§ Exercise prompt
Omit the pictures, then reproduce every remaining record exactly.

§ Extracted data

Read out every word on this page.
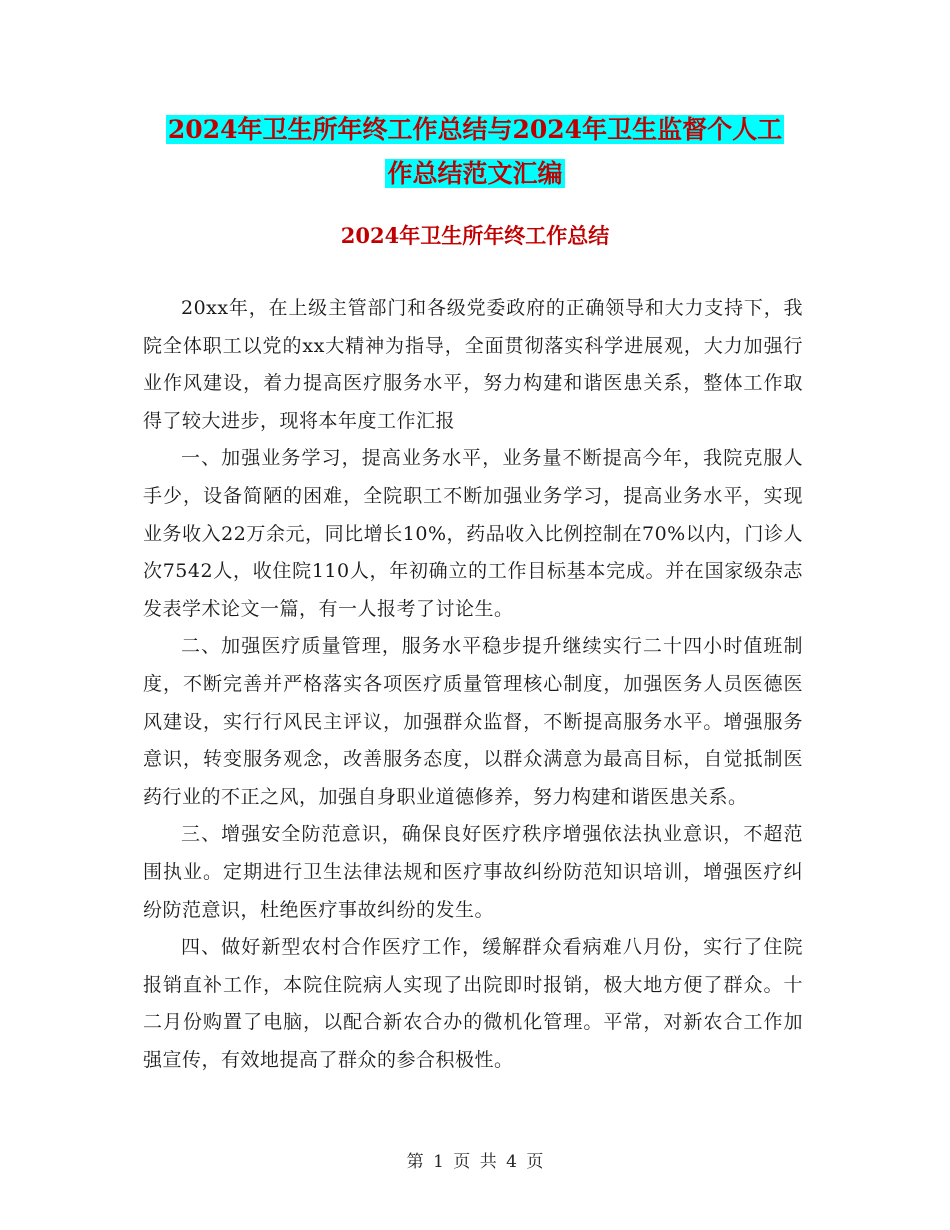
2024年卫生所年终工作总结与2024年卫生监督个人工
作总结范文汇编
2024年卫生所年终工作总结

20xx年，在上级主管部门和各级党委政府的正确领导和大力支持下，我院全体职工以党的xx大精神为指导，全面贯彻落实科学进展观，大力加强行业作风建设，着力提高医疗服务水平，努力构建和谐医患关系，整体工作取得了较大进步，现将本年度工作汇报

一、加强业务学习，提高业务水平，业务量不断提高今年，我院克服人手少，设备简陋的困难，全院职工不断加强业务学习，提高业务水平，实现业务收入22万余元，同比增长10%，药品收入比例控制在70%以内，门诊人次7542人，收住院110人，年初确立的工作目标基本完成。并在国家级杂志发表学术论文一篇，有一人报考了讨论生。

二、加强医疗质量管理，服务水平稳步提升继续实行二十四小时值班制度，不断完善并严格落实各项医疗质量管理核心制度，加强医务人员医德医风建设，实行行风民主评议，加强群众监督，不断提高服务水平。增强服务意识，转变服务观念，改善服务态度，以群众满意为最高目标，自觉抵制医药行业的不正之风，加强自身职业道德修养，努力构建和谐医患关系。

三、增强安全防范意识，确保良好医疗秩序增强依法执业意识，不超范围执业。定期进行卫生法律法规和医疗事故纠纷防范知识培训，增强医疗纠纷防范意识，杜绝医疗事故纠纷的发生。

四、做好新型农村合作医疗工作，缓解群众看病难八月份，实行了住院报销直补工作，本院住院病人实现了出院即时报销，极大地方便了群众。十二月份购置了电脑，以配合新农合办的微机化管理。平常，对新农合工作加强宣传，有效地提高了群众的参合积极性。

第 1 页 共 4 页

§ Response to this task
Read out every word on this page.
2024年卫生所年终工作总结与2024年卫生监督个人工
作总结范文汇编
2024年卫生所年终工作总结

20xx年，在上级主管部门和各级党委政府的正确领导和大力支持下，我院全体职工以党的xx大精神为指导，全面贯彻落实科学进展观，大力加强行业作风建设，着力提高医疗服务水平，努力构建和谐医患关系，整体工作取得了较大进步，现将本年度工作汇报

一、加强业务学习，提高业务水平，业务量不断提高今年，我院克服人手少，设备简陋的困难，全院职工不断加强业务学习，提高业务水平，实现业务收入22万余元，同比增长10%，药品收入比例控制在70%以内，门诊人次7542人，收住院110人，年初确立的工作目标基本完成。并在国家级杂志发表学术论文一篇，有一人报考了讨论生。

二、加强医疗质量管理，服务水平稳步提升继续实行二十四小时值班制度，不断完善并严格落实各项医疗质量管理核心制度，加强医务人员医德医风建设，实行行风民主评议，加强群众监督，不断提高服务水平。增强服务意识，转变服务观念，改善服务态度，以群众满意为最高目标，自觉抵制医药行业的不正之风，加强自身职业道德修养，努力构建和谐医患关系。

三、增强安全防范意识，确保良好医疗秩序增强依法执业意识，不超范围执业。定期进行卫生法律法规和医疗事故纠纷防范知识培训，增强医疗纠纷防范意识，杜绝医疗事故纠纷的发生。

四、做好新型农村合作医疗工作，缓解群众看病难八月份，实行了住院报销直补工作，本院住院病人实现了出院即时报销，极大地方便了群众。十二月份购置了电脑，以配合新农合办的微机化管理。平常，对新农合工作加强宣传，有效地提高了群众的参合积极性。

第 1 页 共 4 页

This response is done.